Reproduce the listing below character for character; drop every image.

——————————

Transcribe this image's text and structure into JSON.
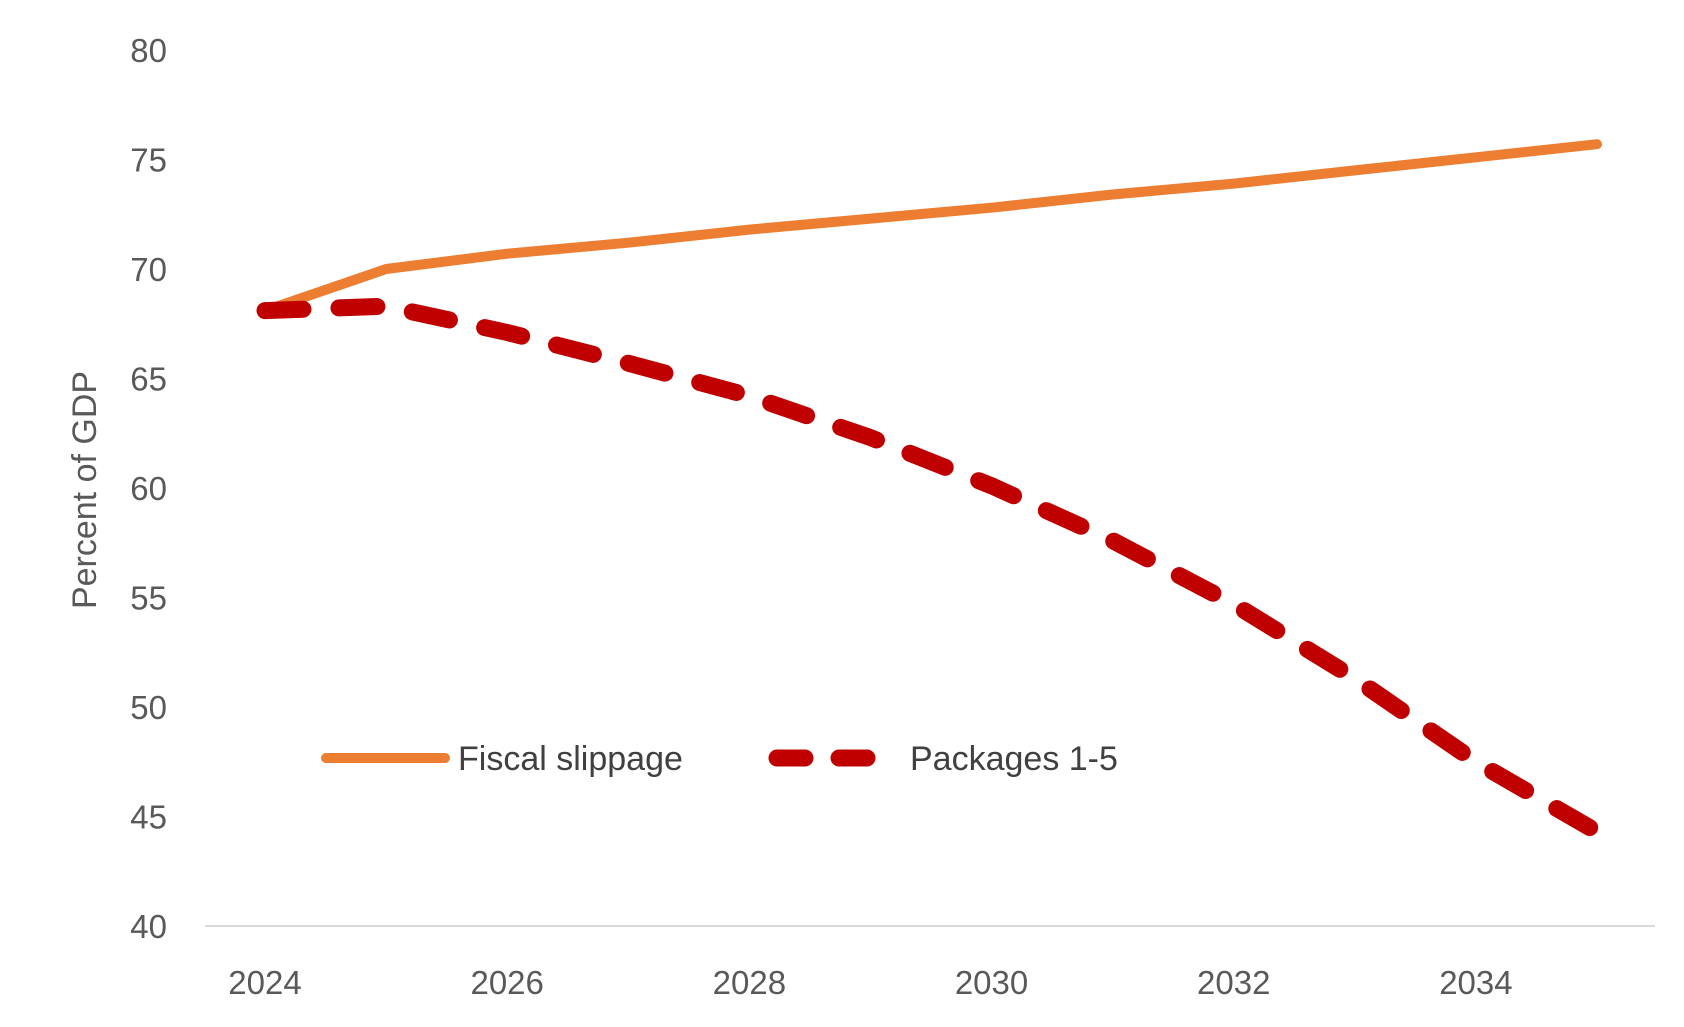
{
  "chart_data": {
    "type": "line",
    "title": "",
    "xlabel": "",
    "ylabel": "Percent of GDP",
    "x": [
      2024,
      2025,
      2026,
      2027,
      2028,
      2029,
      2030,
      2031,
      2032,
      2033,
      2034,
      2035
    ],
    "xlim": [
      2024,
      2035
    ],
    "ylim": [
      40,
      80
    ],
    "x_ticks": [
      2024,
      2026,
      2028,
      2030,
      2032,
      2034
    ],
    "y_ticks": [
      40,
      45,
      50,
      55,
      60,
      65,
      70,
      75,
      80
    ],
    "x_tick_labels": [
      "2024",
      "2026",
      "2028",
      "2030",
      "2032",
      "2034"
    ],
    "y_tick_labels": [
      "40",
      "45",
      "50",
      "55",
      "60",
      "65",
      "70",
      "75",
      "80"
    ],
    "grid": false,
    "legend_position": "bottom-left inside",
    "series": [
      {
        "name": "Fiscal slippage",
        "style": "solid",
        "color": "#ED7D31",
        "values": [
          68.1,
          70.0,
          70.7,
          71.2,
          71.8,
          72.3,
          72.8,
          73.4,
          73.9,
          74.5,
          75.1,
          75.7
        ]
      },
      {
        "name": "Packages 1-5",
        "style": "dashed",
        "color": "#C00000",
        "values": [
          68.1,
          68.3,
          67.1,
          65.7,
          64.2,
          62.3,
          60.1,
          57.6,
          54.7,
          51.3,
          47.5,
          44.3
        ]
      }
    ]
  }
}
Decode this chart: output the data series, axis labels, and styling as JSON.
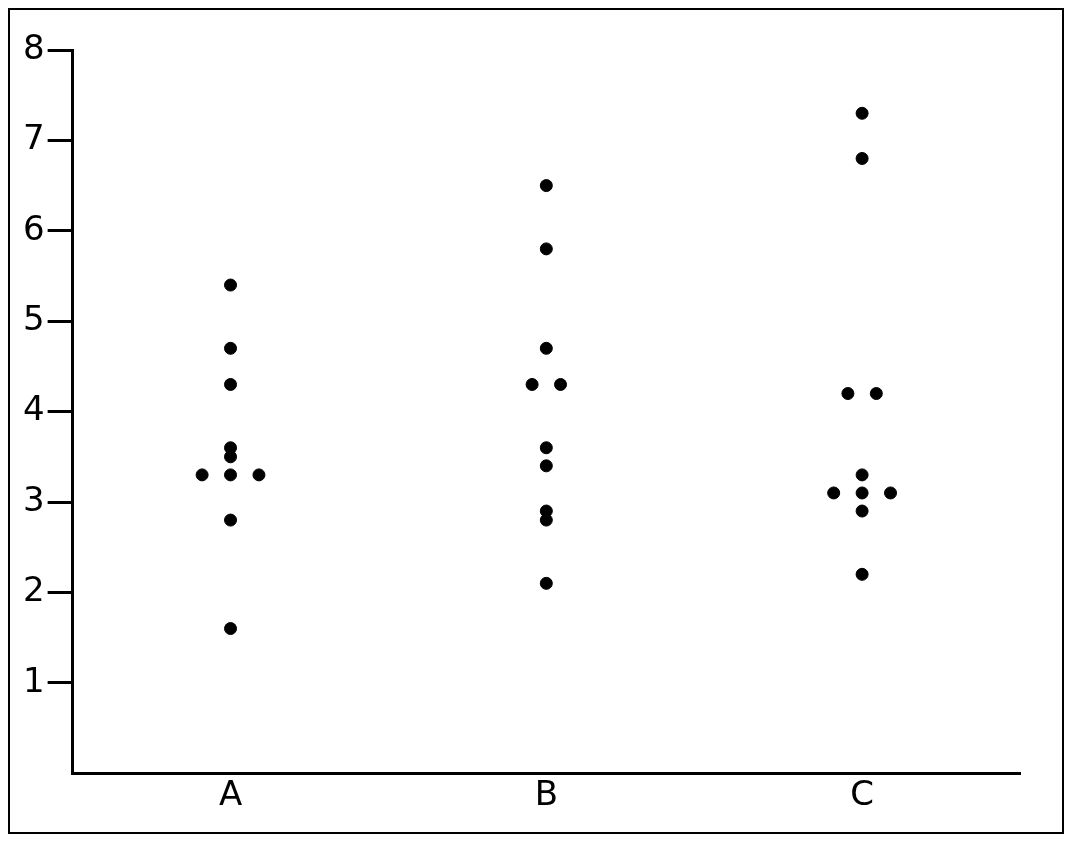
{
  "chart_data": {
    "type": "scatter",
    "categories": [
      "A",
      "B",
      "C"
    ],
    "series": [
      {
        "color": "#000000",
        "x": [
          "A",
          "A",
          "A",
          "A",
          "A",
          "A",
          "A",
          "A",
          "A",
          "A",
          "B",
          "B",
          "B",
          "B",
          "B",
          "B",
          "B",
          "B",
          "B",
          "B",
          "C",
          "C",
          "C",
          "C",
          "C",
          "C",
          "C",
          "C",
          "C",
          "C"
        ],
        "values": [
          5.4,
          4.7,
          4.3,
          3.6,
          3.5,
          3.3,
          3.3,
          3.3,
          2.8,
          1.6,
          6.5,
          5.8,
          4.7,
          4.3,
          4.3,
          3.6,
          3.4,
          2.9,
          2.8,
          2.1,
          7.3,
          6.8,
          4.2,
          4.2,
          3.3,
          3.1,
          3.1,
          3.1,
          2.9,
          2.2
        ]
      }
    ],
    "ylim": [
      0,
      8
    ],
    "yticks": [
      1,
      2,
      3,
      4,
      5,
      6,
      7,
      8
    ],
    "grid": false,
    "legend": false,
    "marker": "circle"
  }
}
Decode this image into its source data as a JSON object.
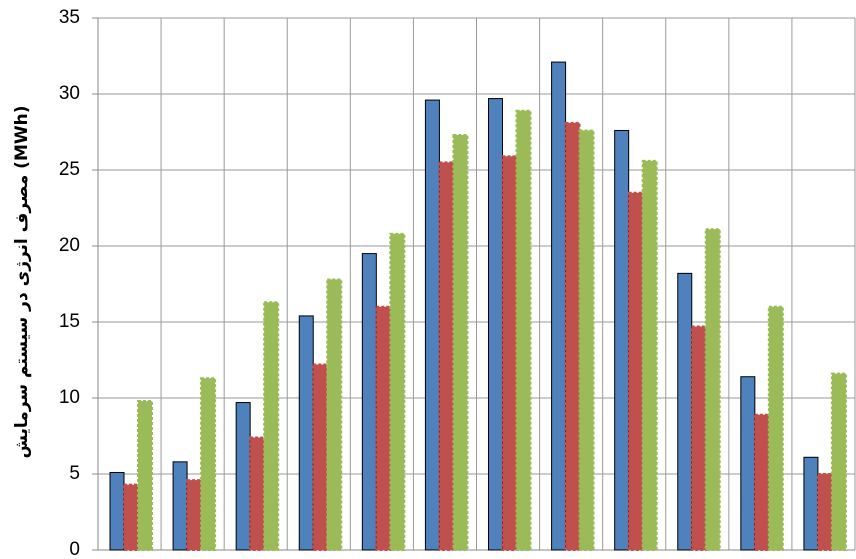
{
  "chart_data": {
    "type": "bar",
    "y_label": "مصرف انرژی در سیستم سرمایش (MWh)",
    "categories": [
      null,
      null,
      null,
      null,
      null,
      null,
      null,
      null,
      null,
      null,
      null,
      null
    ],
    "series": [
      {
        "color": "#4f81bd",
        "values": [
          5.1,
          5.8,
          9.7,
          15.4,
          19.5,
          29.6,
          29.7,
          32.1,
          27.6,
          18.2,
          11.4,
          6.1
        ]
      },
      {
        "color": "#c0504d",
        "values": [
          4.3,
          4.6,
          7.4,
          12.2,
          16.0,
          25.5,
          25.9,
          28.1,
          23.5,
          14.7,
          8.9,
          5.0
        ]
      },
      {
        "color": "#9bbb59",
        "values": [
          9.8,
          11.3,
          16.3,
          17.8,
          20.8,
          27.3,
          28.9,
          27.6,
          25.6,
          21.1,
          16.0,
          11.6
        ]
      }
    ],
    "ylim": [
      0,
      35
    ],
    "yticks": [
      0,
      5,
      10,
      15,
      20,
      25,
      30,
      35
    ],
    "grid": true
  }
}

——————————

> [EXERCISE RESULT]
Transcribe this image's text and structure into JSON.
{
  "chart_data": {
    "type": "line",
    "title": "",
    "xlabel": "",
    "ylabel": "Percent of GDP",
    "x": [
      2024,
      2025,
      2026,
      2027,
      2028,
      2029,
      2030,
      2031,
      2032,
      2033,
      2034,
      2035
    ],
    "xlim": [
      2024,
      2035
    ],
    "ylim": [
      40,
      80
    ],
    "x_ticks": [
      2024,
      2026,
      2028,
      2030,
      2032,
      2034
    ],
    "y_ticks": [
      40,
      45,
      50,
      55,
      60,
      65,
      70,
      75,
      80
    ],
    "x_tick_labels": [
      "2024",
      "2026",
      "2028",
      "2030",
      "2032",
      "2034"
    ],
    "y_tick_labels": [
      "40",
      "45",
      "50",
      "55",
      "60",
      "65",
      "70",
      "75",
      "80"
    ],
    "grid": false,
    "legend_position": "bottom-left inside",
    "series": [
      {
        "name": "Fiscal slippage",
        "style": "solid",
        "color": "#ED7D31",
        "values": [
          68.1,
          70.0,
          70.7,
          71.2,
          71.8,
          72.3,
          72.8,
          73.4,
          73.9,
          74.5,
          75.1,
          75.7
        ]
      },
      {
        "name": "Packages 1-5",
        "style": "dashed",
        "color": "#C00000",
        "values": [
          68.1,
          68.3,
          67.1,
          65.7,
          64.2,
          62.3,
          60.1,
          57.6,
          54.7,
          51.3,
          47.5,
          44.3
        ]
      }
    ]
  }
}
Decode this chart: output the data series, axis labels, and styling as JSON.
{
  "chart_data": {
    "type": "scatter",
    "categories": [
      "A",
      "B",
      "C"
    ],
    "series": [
      {
        "color": "#000000",
        "x": [
          "A",
          "A",
          "A",
          "A",
          "A",
          "A",
          "A",
          "A",
          "A",
          "A",
          "B",
          "B",
          "B",
          "B",
          "B",
          "B",
          "B",
          "B",
          "B",
          "B",
          "C",
          "C",
          "C",
          "C",
          "C",
          "C",
          "C",
          "C",
          "C",
          "C"
        ],
        "values": [
          5.4,
          4.7,
          4.3,
          3.6,
          3.5,
          3.3,
          3.3,
          3.3,
          2.8,
          1.6,
          6.5,
          5.8,
          4.7,
          4.3,
          4.3,
          3.6,
          3.4,
          2.9,
          2.8,
          2.1,
          7.3,
          6.8,
          4.2,
          4.2,
          3.3,
          3.1,
          3.1,
          3.1,
          2.9,
          2.2
        ]
      }
    ],
    "ylim": [
      0,
      8
    ],
    "yticks": [
      1,
      2,
      3,
      4,
      5,
      6,
      7,
      8
    ],
    "grid": false,
    "legend": false,
    "marker": "circle"
  }
}
Decode this image into its source data as a JSON object.
{
  "chart_data": {
    "type": "bar",
    "y_label": "مصرف انرژی در سیستم سرمایش (MWh)",
    "categories": [
      null,
      null,
      null,
      null,
      null,
      null,
      null,
      null,
      null,
      null,
      null,
      null
    ],
    "series": [
      {
        "color": "#4f81bd",
        "values": [
          5.1,
          5.8,
          9.7,
          15.4,
          19.5,
          29.6,
          29.7,
          32.1,
          27.6,
          18.2,
          11.4,
          6.1
        ]
      },
      {
        "color": "#c0504d",
        "values": [
          4.3,
          4.6,
          7.4,
          12.2,
          16.0,
          25.5,
          25.9,
          28.1,
          23.5,
          14.7,
          8.9,
          5.0
        ]
      },
      {
        "color": "#9bbb59",
        "values": [
          9.8,
          11.3,
          16.3,
          17.8,
          20.8,
          27.3,
          28.9,
          27.6,
          25.6,
          21.1,
          16.0,
          11.6
        ]
      }
    ],
    "ylim": [
      0,
      35
    ],
    "yticks": [
      0,
      5,
      10,
      15,
      20,
      25,
      30,
      35
    ],
    "grid": true
  }
}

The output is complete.